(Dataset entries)
>> Begin

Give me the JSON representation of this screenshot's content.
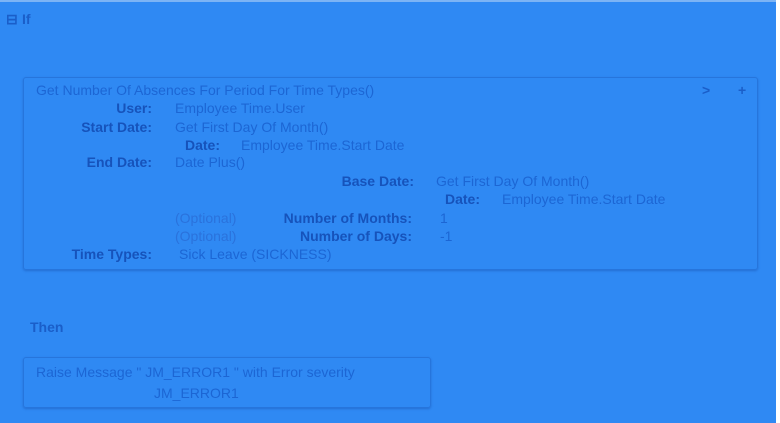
{
  "if_block": {
    "collapse_icon": "minus-square-icon",
    "title": "If",
    "function_name": "Get Number Of Absences For Period For Time Types()",
    "expand_icon": "chevron-right-icon",
    "add_icon": "plus-icon",
    "params": {
      "user_label": "User:",
      "user_value": "Employee Time.User",
      "start_date_label": "Start Date:",
      "start_date_value": "Get First Day Of Month()",
      "start_date_sub_label": "Date:",
      "start_date_sub_value": "Employee Time.Start Date",
      "end_date_label": "End Date:",
      "end_date_value": "Date Plus()",
      "base_date_label": "Base Date:",
      "base_date_value": "Get First Day Of Month()",
      "base_date_sub_label": "Date:",
      "base_date_sub_value": "Employee Time.Start Date",
      "optional_1": "(Optional)",
      "months_label": "Number of Months:",
      "months_value": "1",
      "optional_2": "(Optional)",
      "days_label": "Number of Days:",
      "days_value": "-1",
      "time_types_label": "Time Types:",
      "time_types_value": "Sick Leave (SICKNESS)"
    }
  },
  "then_block": {
    "title": "Then",
    "action_line1": "Raise Message \" JM_ERROR1 \" with Error severity",
    "action_line2": "JM_ERROR1"
  }
}
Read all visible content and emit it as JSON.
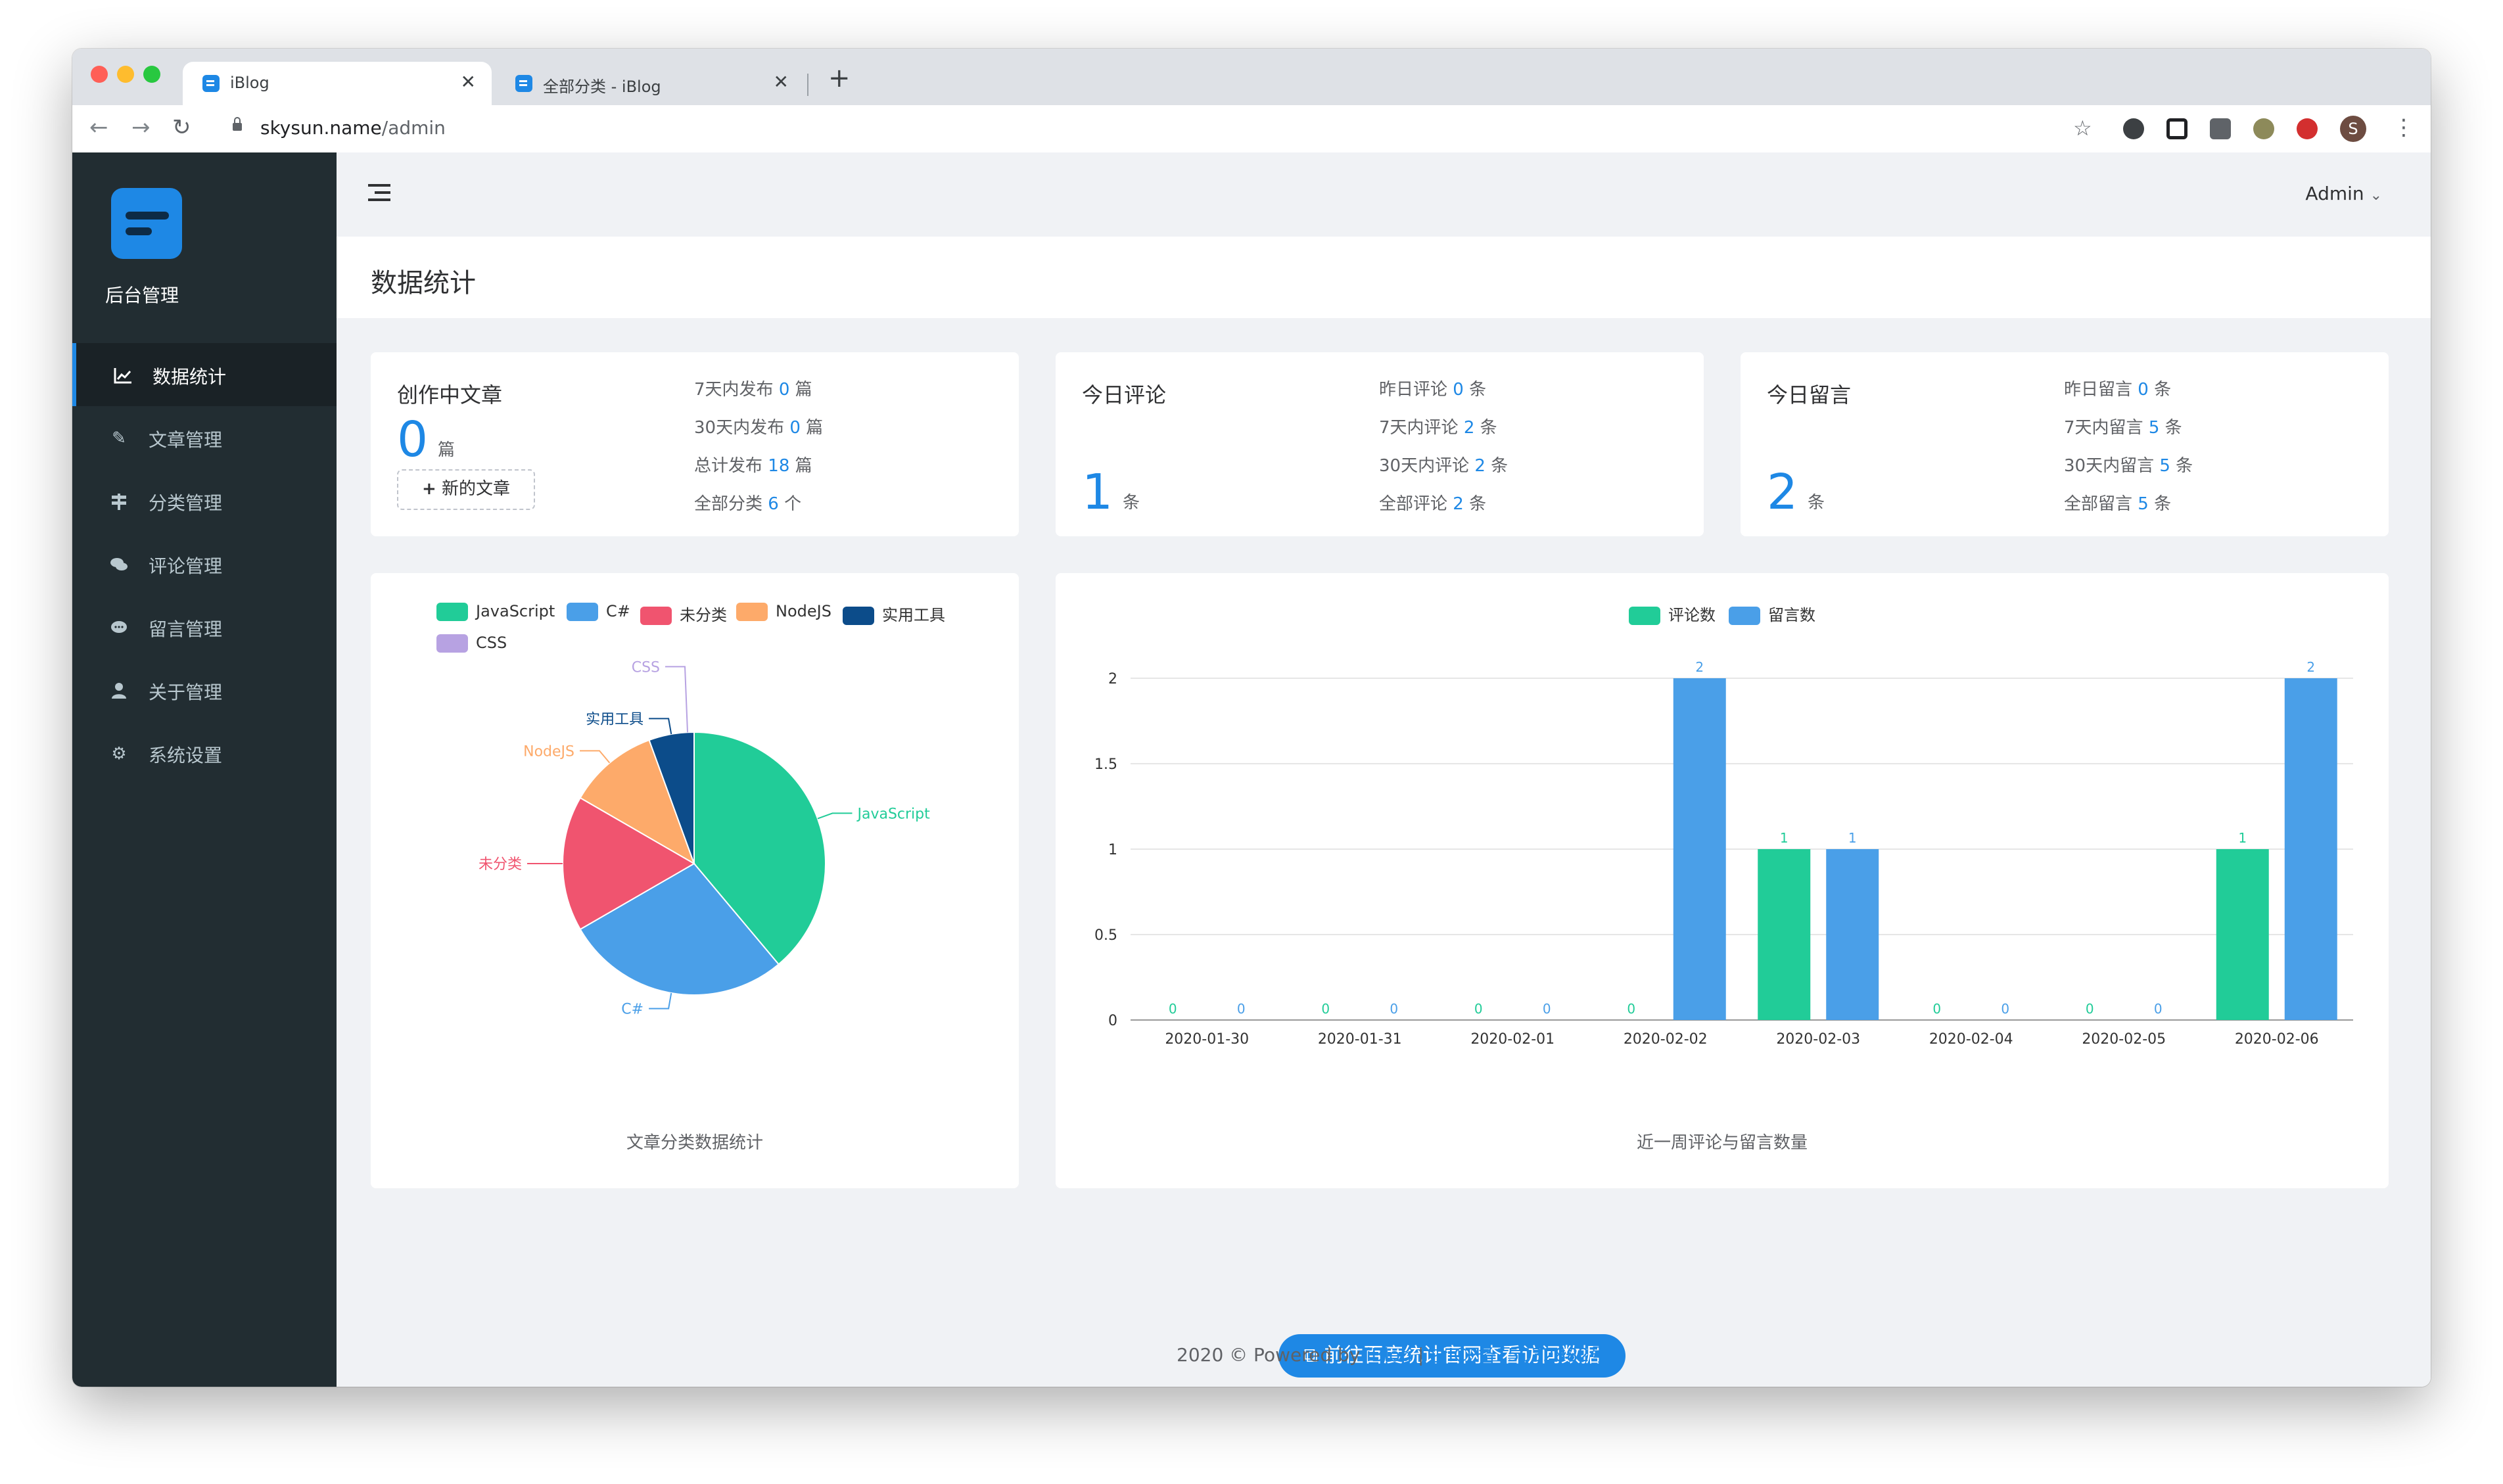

>> End

*WRITTEN TASK*
Reproduce the entries above exactly. Do not include the images.

*TASK RESULT*
Give me the JSON representation of this screenshot's content.
{
  "if_block": {
    "collapse_icon": "minus-square-icon",
    "title": "If",
    "function_name": "Get Number Of Absences For Period For Time Types()",
    "expand_icon": "chevron-right-icon",
    "add_icon": "plus-icon",
    "params": {
      "user_label": "User:",
      "user_value": "Employee Time.User",
      "start_date_label": "Start Date:",
      "start_date_value": "Get First Day Of Month()",
      "start_date_sub_label": "Date:",
      "start_date_sub_value": "Employee Time.Start Date",
      "end_date_label": "End Date:",
      "end_date_value": "Date Plus()",
      "base_date_label": "Base Date:",
      "base_date_value": "Get First Day Of Month()",
      "base_date_sub_label": "Date:",
      "base_date_sub_value": "Employee Time.Start Date",
      "optional_1": "(Optional)",
      "months_label": "Number of Months:",
      "months_value": "1",
      "optional_2": "(Optional)",
      "days_label": "Number of Days:",
      "days_value": "-1",
      "time_types_label": "Time Types:",
      "time_types_value": "Sick Leave (SICKNESS)"
    }
  },
  "then_block": {
    "title": "Then",
    "action_line1": "Raise Message \" JM_ERROR1 \" with Error severity",
    "action_line2": "JM_ERROR1"
  }
}
Read all visible content and emit it as JSON.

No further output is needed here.